**Work request:** Give back all the records exactly, keeping every line whole.

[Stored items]
────────────────────────────────────────

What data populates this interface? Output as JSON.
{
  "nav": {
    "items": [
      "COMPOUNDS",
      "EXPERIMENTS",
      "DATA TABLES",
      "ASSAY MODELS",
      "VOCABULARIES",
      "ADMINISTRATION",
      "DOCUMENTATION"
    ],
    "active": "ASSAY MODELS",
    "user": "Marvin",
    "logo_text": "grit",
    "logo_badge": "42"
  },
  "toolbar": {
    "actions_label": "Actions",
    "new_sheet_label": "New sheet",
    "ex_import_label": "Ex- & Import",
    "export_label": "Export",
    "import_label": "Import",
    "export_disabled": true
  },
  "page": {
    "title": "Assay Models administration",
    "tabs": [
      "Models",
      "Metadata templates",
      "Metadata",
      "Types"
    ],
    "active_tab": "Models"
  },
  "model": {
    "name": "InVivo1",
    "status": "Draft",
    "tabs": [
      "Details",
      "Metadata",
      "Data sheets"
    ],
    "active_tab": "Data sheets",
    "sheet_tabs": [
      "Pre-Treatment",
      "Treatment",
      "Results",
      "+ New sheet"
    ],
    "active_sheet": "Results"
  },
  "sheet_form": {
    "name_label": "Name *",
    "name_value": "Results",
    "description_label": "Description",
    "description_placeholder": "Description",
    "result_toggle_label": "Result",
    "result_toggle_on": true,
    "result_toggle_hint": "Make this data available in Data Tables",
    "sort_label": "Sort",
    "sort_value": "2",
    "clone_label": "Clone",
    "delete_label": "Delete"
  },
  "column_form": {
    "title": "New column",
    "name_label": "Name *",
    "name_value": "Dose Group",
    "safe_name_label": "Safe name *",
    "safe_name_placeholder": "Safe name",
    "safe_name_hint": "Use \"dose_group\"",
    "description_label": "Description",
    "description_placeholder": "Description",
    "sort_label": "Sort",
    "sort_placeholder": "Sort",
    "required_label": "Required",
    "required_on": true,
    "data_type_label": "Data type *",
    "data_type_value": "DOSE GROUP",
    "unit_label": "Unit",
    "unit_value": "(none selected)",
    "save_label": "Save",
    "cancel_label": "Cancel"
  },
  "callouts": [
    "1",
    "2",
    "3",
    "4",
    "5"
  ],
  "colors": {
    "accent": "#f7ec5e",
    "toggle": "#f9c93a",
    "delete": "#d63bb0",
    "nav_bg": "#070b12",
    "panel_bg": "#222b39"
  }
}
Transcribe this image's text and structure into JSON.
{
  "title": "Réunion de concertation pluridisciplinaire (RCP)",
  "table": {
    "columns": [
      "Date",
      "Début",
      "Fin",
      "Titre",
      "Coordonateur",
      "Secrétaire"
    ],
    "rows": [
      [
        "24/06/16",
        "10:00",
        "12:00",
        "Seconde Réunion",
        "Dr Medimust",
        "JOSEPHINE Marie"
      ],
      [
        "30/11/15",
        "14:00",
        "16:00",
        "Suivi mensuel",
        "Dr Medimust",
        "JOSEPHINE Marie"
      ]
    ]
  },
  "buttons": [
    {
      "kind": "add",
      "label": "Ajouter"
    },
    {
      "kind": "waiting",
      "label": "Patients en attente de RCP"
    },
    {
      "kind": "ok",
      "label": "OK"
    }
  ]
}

────────────────────────────────────────

**Response:**
What data populates this interface? Output as JSON.
{
  "nav": {
    "items": [
      "COMPOUNDS",
      "EXPERIMENTS",
      "DATA TABLES",
      "ASSAY MODELS",
      "VOCABULARIES",
      "ADMINISTRATION",
      "DOCUMENTATION"
    ],
    "active": "ASSAY MODELS",
    "user": "Marvin",
    "logo_text": "grit",
    "logo_badge": "42"
  },
  "toolbar": {
    "actions_label": "Actions",
    "new_sheet_label": "New sheet",
    "ex_import_label": "Ex- & Import",
    "export_label": "Export",
    "import_label": "Import",
    "export_disabled": true
  },
  "page": {
    "title": "Assay Models administration",
    "tabs": [
      "Models",
      "Metadata templates",
      "Metadata",
      "Types"
    ],
    "active_tab": "Models"
  },
  "model": {
    "name": "InVivo1",
    "status": "Draft",
    "tabs": [
      "Details",
      "Metadata",
      "Data sheets"
    ],
    "active_tab": "Data sheets",
    "sheet_tabs": [
      "Pre-Treatment",
      "Treatment",
      "Results",
      "+ New sheet"
    ],
    "active_sheet": "Results"
  },
  "sheet_form": {
    "name_label": "Name *",
    "name_value": "Results",
    "description_label": "Description",
    "description_placeholder": "Description",
    "result_toggle_label": "Result",
    "result_toggle_on": true,
    "result_toggle_hint": "Make this data available in Data Tables",
    "sort_label": "Sort",
    "sort_value": "2",
    "clone_label": "Clone",
    "delete_label": "Delete"
  },
  "column_form": {
    "title": "New column",
    "name_label": "Name *",
    "name_value": "Dose Group",
    "safe_name_label": "Safe name *",
    "safe_name_placeholder": "Safe name",
    "safe_name_hint": "Use \"dose_group\"",
    "description_label": "Description",
    "description_placeholder": "Description",
    "sort_label": "Sort",
    "sort_placeholder": "Sort",
    "required_label": "Required",
    "required_on": true,
    "data_type_label": "Data type *",
    "data_type_value": "DOSE GROUP",
    "unit_label": "Unit",
    "unit_value": "(none selected)",
    "save_label": "Save",
    "cancel_label": "Cancel"
  },
  "callouts": [
    "1",
    "2",
    "3",
    "4",
    "5"
  ],
  "colors": {
    "accent": "#f7ec5e",
    "toggle": "#f9c93a",
    "delete": "#d63bb0",
    "nav_bg": "#070b12",
    "panel_bg": "#222b39"
  }
}
Transcribe this image's text and structure into JSON.
{
  "title": "Réunion de concertation pluridisciplinaire (RCP)",
  "table": {
    "columns": [
      "Date",
      "Début",
      "Fin",
      "Titre",
      "Coordonateur",
      "Secrétaire"
    ],
    "rows": [
      [
        "24/06/16",
        "10:00",
        "12:00",
        "Seconde Réunion",
        "Dr Medimust",
        "JOSEPHINE Marie"
      ],
      [
        "30/11/15",
        "14:00",
        "16:00",
        "Suivi mensuel",
        "Dr Medimust",
        "JOSEPHINE Marie"
      ]
    ]
  },
  "buttons": [
    {
      "kind": "add",
      "label": "Ajouter"
    },
    {
      "kind": "waiting",
      "label": "Patients en attente de RCP"
    },
    {
      "kind": "ok",
      "label": "OK"
    }
  ]
}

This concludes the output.